== DATA TO USE ==

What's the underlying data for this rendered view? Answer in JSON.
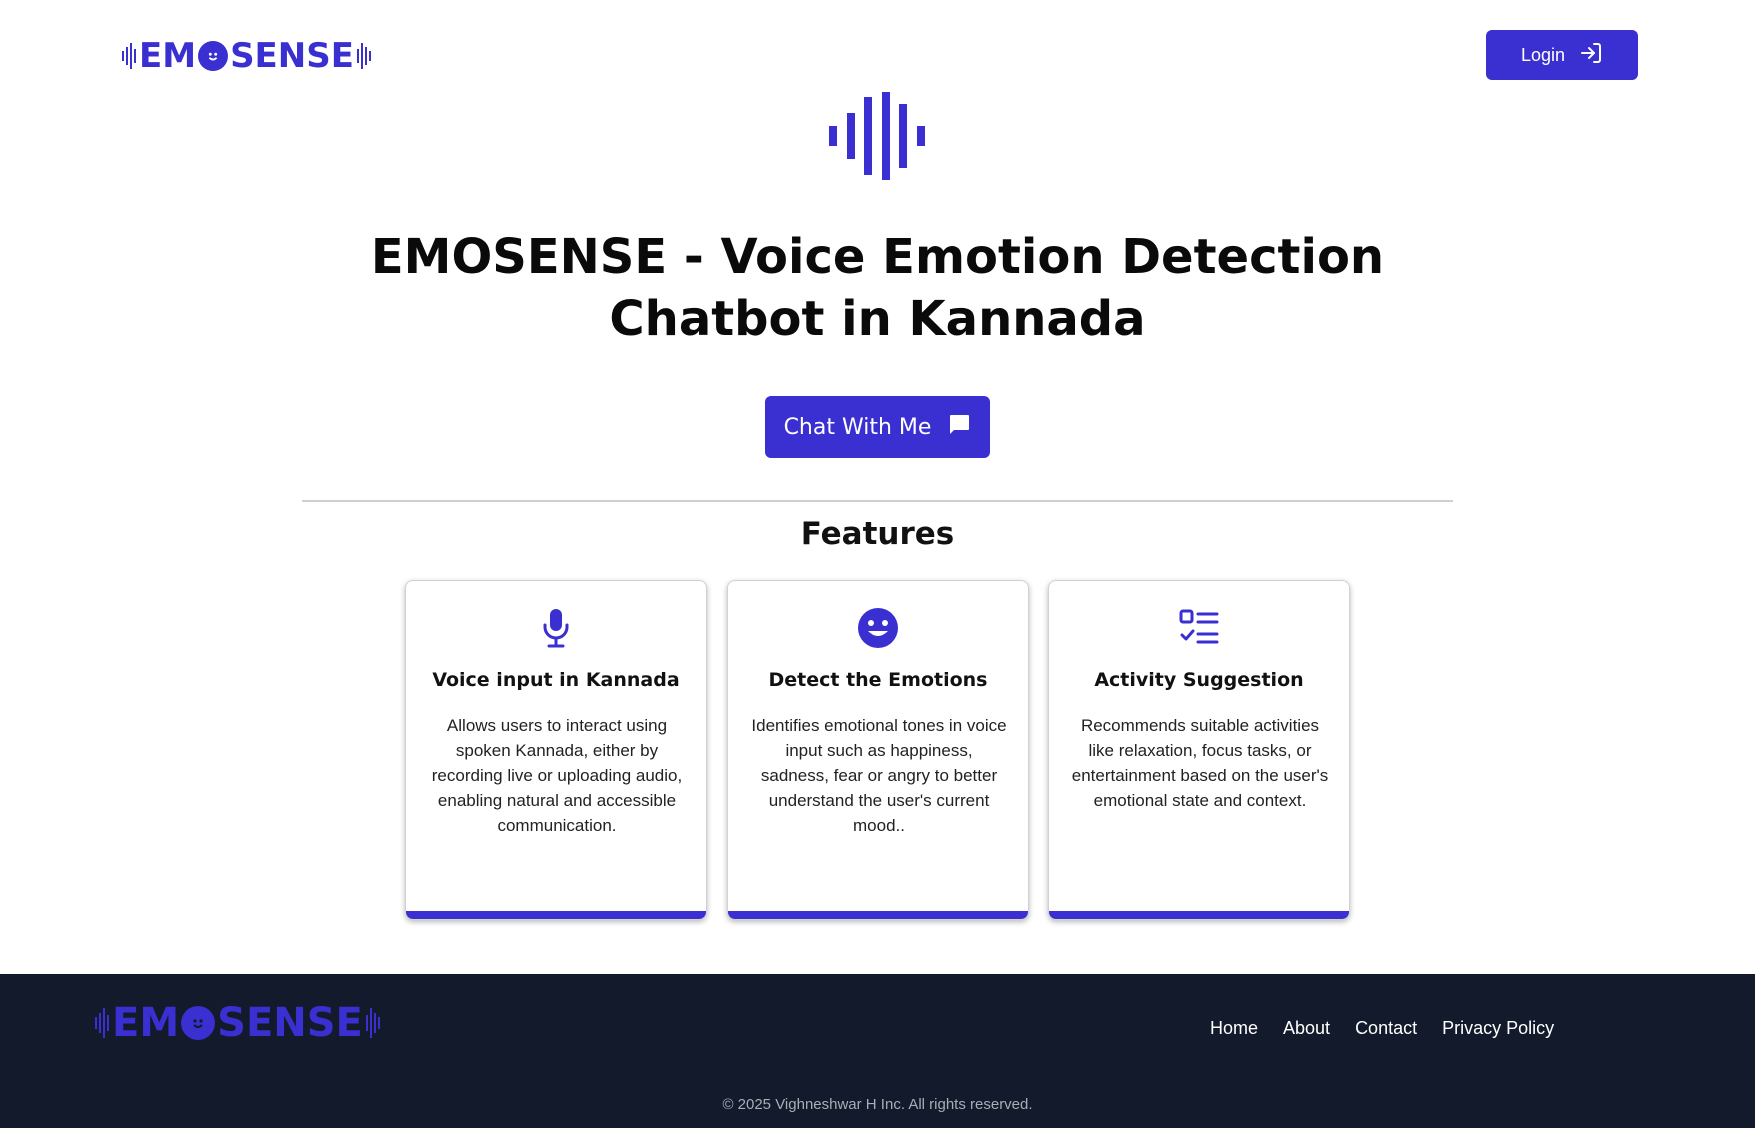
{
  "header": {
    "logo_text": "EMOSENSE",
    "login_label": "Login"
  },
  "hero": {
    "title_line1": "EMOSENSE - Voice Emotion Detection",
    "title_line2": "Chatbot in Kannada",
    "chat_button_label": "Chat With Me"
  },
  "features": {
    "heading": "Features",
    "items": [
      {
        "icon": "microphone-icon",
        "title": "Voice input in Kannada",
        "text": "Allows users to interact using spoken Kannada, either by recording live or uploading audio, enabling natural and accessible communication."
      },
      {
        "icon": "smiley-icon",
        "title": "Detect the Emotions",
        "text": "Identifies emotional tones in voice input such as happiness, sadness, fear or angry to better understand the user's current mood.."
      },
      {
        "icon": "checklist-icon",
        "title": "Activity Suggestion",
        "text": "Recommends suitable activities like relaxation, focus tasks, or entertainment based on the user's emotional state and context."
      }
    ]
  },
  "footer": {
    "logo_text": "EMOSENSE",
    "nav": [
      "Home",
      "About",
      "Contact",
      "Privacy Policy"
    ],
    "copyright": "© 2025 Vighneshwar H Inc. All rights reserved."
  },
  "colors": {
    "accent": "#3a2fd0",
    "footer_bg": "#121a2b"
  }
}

===

# EXERCISE GOAL
Return only those lines of the records that contain the string "emotional".

# SOLVED PROBLEM
        "text": "Identifies emotional tones in voice input such as happiness, sadness, fear or angry to better understand the user's current mood.."
        "text": "Recommends suitable activities like relaxation, focus tasks, or entertainment based on the user's emotional state and context."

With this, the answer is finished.